WHAT YOU NEED TO DO:
Using the Data Intelligence Index text below, explain in one to three sentences why v0.3 splits evaluation into Base Mode and Agent Mode.

PROVIDED PASSAGE:
==================================================

Data Intelligence Index

DII v0.3

v0.3 moves from a broad beta pool to a more curated, human-verified benchmark suite of around 2K tasks. The goal is to keep the evaluation compact while making each task more representative of real data work.

We also separate Base Mode and Agent Mode. Base Mode evaluates direct single-step, long-context model generation, while Agent Mode is designed for looped CLI/tool-use workflows, so raw model ability and agentic capability can be tracked separately.

Why Build This?

Most AI evaluations focus on general reasoning, coding, or chat quality. But everyone works with data, from analysts querying databases to everyday users exploring spreadsheets. The question is: how well can AI actually work with data?

Existing benchmarks test isolated skills like a single SQL query or a standalone coding task. Real data work is harder and more diverse: it spans querying, DB operations, debugging, multi-turn interaction, multi-modal querying, data science, and more aspects.

==================================================

DATA LINES:
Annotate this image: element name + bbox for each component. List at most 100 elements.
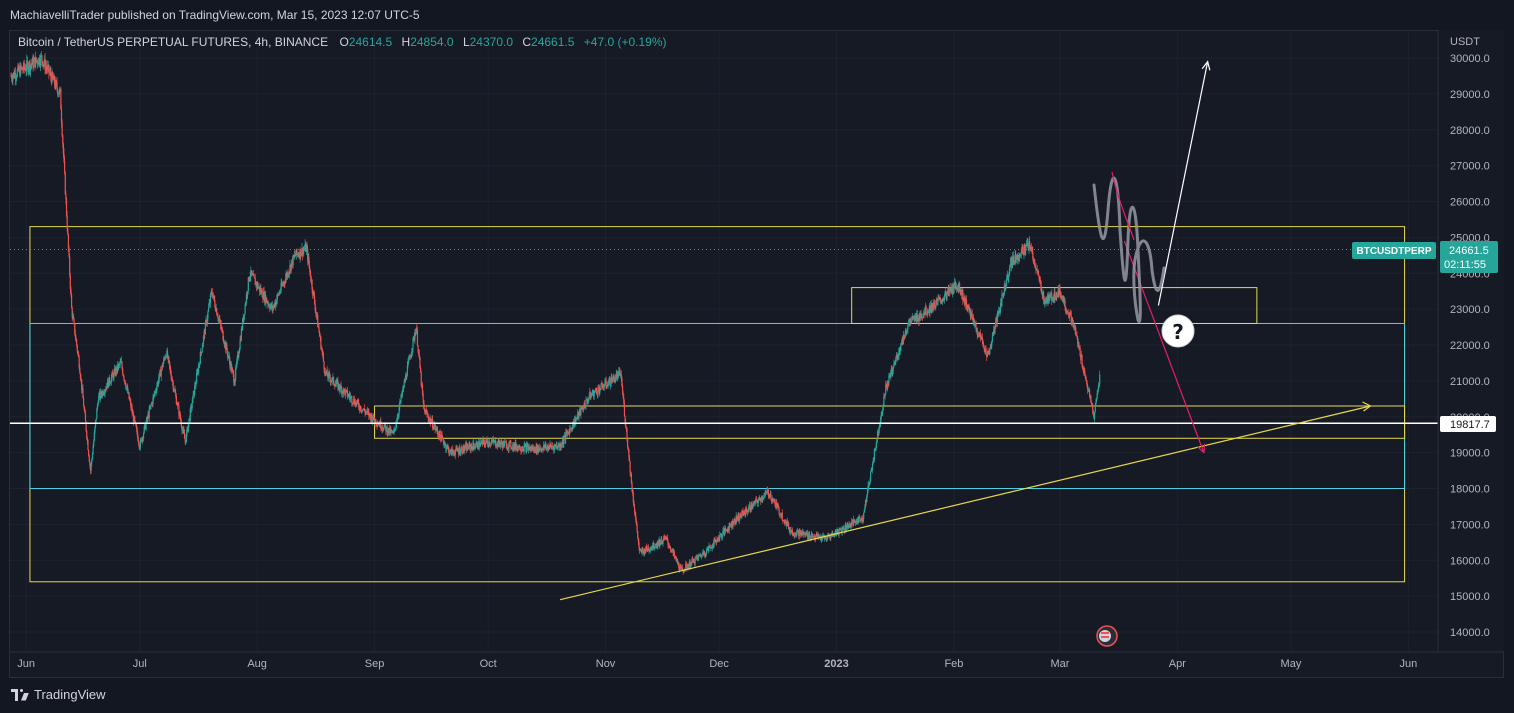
candle-body [601,383,603,387]
candle-body [833,535,835,537]
candle-body [733,520,735,525]
candle-body [734,522,737,524]
candle-body [572,421,574,430]
candle-body [887,383,889,389]
candle-body [792,534,794,536]
candle-body [128,392,130,399]
candle-body [813,536,815,538]
candle-body [500,443,502,446]
candle-body [1095,398,1098,402]
candle-body [842,528,844,530]
candle-body [71,308,73,318]
candle-body [133,416,135,422]
candle-body [198,364,200,367]
price-axis[interactable]: USDT 30000.029000.028000.027000.026000.0… [1437,30,1504,652]
candle-body [669,547,672,550]
candle-body [132,413,134,415]
candle-body [427,414,429,419]
candle-body [132,413,135,422]
candle-body [781,512,783,518]
candle-body [156,386,158,392]
candle-body [226,344,228,352]
projection-arrow-up [1157,61,1209,306]
candle-body [978,334,980,337]
candle-body [899,350,901,352]
candle-body [1020,253,1022,255]
candle-body [500,441,502,444]
candle-body [1046,296,1048,300]
price-axis-unit: USDT [1450,36,1480,48]
question-annotation[interactable]: ? [1161,314,1195,348]
candle-body [851,520,853,522]
candle-body [1088,389,1090,391]
candle-body [271,305,273,309]
candle-body [772,500,775,502]
candle-body [808,532,810,538]
candle-body [714,539,716,541]
time-axis[interactable]: Jun Jul Aug Sep Oct Nov Dec 2023 Feb Mar Apr May Jun [10,651,1504,670]
candle-body [601,383,603,385]
candle-body [327,376,329,379]
candle-body [384,423,386,427]
candle-body [802,531,804,535]
candle-body [22,69,24,71]
candle-body [316,314,318,316]
candle-body [969,310,971,317]
candle-body [522,448,524,450]
candle-body [501,441,503,444]
candle-body [964,300,966,306]
candle-body [863,512,865,520]
candle-body [1021,247,1023,250]
candle-body [575,419,577,424]
candle-body [421,384,424,394]
candle-body [257,287,260,289]
candle-body [715,539,717,542]
candle-body [374,419,376,423]
candle-body [962,300,964,302]
candle-body [332,376,335,384]
candle-body [657,541,660,545]
candle-body [531,447,533,451]
candle-body [764,491,766,494]
candle-body [709,546,711,549]
candle-body [504,441,506,443]
candle-body [515,442,517,449]
candle-body [952,284,954,294]
tradingview-logo[interactable]: TradingView [11,687,106,702]
candle-body [505,442,508,449]
candle-body [626,429,628,440]
candle-body [875,442,877,448]
candle-body [757,500,759,504]
candle-body [957,286,959,291]
candle-body [195,383,197,386]
candle-body [1043,299,1045,305]
candle-body [548,447,550,450]
candle-body [753,501,756,503]
candle-body [666,536,668,538]
candle-body [273,303,275,307]
candle-body [786,521,788,526]
candle-body [1083,368,1086,375]
time-tick-label: Jun [17,658,35,670]
candle-body [455,447,458,449]
candle-body [782,519,784,521]
candle-body [380,420,382,429]
candle-body [805,532,807,536]
chart-frame[interactable] [9,30,1504,678]
candle-body [102,391,104,395]
candle-body [1047,295,1050,304]
candle-body [414,333,417,335]
candle-body [1085,376,1087,381]
candle-body [991,341,993,347]
candle-body [45,66,47,69]
candle-body [755,499,757,501]
events-flag-icon[interactable] [1096,625,1118,647]
candle-body [851,521,853,526]
candle-body [589,391,591,398]
candle-body [728,527,730,531]
candle-body [313,295,316,304]
candle-body [564,435,566,440]
candle-body [447,447,449,449]
candle-body [961,289,963,294]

==================================================

WRITTEN RESPONSE:
Base Mode tests direct single-step, long-context model generation, while Agent Mode covers looped CLI/tool-use workflows. Keeping the two apart lets raw model ability and agentic capability be tracked separately.